▶ **EXERCISE TASK**
Work through the data below and give the number of lines holding "Procedure", nothing more.
BEGIN MATERIAL SHOWN
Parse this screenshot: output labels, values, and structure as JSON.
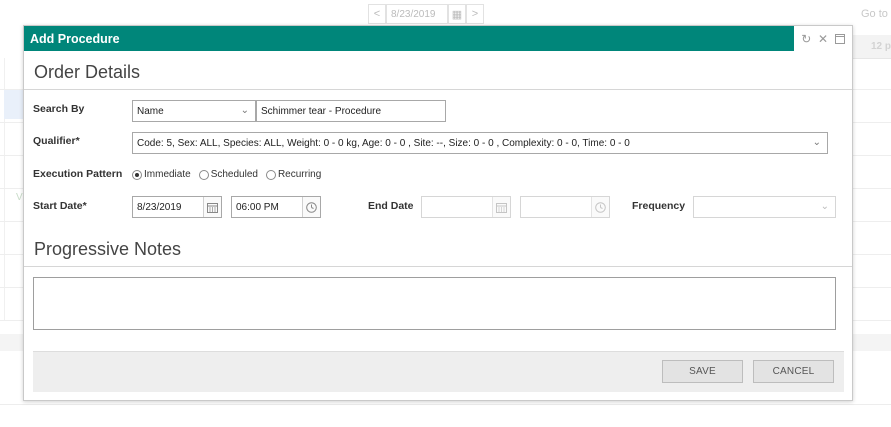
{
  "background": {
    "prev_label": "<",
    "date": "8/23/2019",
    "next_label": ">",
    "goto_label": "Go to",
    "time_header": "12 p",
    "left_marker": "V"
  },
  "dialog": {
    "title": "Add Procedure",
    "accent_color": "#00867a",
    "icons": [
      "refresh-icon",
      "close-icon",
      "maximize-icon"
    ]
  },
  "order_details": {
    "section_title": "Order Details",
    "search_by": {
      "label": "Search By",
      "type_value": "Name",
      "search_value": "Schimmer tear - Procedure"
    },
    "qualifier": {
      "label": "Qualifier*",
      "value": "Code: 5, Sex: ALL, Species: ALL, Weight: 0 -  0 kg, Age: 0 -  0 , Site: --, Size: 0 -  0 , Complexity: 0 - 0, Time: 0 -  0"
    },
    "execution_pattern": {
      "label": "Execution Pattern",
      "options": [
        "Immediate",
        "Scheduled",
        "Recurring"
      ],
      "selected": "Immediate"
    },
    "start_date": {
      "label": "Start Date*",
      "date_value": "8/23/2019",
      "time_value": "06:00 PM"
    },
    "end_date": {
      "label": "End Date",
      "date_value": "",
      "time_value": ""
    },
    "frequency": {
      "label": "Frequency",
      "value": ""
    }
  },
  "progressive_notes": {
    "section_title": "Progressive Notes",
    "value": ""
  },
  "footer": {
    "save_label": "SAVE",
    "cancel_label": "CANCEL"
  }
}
END MATERIAL SHOWN
BEGIN MATERIAL SHOWN
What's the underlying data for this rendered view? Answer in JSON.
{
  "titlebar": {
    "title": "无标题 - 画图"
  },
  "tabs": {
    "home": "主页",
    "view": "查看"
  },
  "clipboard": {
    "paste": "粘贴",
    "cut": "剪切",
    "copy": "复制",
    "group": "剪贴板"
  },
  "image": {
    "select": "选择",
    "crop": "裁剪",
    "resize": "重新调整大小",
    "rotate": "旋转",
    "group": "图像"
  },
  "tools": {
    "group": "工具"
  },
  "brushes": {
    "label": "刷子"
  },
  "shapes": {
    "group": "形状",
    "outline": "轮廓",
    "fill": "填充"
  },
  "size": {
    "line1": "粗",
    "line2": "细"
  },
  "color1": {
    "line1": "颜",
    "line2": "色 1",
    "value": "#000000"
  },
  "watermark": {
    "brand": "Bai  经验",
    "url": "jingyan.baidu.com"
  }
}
END MATERIAL SHOWN
▶ **TASK RESPONSE**
2